**To do**
Repeat the listing in full. Nothing may be added or left out.

**Data excerpts**
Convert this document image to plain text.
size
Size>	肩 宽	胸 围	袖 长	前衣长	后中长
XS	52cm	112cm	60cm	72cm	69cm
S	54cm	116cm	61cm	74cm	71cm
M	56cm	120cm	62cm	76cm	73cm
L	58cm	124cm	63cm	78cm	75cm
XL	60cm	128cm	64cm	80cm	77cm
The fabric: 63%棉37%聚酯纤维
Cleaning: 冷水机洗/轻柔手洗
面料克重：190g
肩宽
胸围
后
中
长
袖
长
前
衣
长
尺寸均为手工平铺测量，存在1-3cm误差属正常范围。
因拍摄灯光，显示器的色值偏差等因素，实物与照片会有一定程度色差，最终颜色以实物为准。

**Complete response**
Convert this document image to plain text.
size
Size>	肩 宽	胸 围	袖 长	前衣长	后中长
XS	52cm	112cm	60cm	72cm	69cm
S	54cm	116cm	61cm	74cm	71cm
M	56cm	120cm	62cm	76cm	73cm
L	58cm	124cm	63cm	78cm	75cm
XL	60cm	128cm	64cm	80cm	77cm
The fabric: 63%棉37%聚酯纤维
Cleaning: 冷水机洗/轻柔手洗
面料克重：190g
肩宽
胸围
后
中
长
袖
长
前
衣
长
尺寸均为手工平铺测量，存在1-3cm误差属正常范围。
因拍摄灯光，显示器的色值偏差等因素，实物与照片会有一定程度色差，最终颜色以实物为准。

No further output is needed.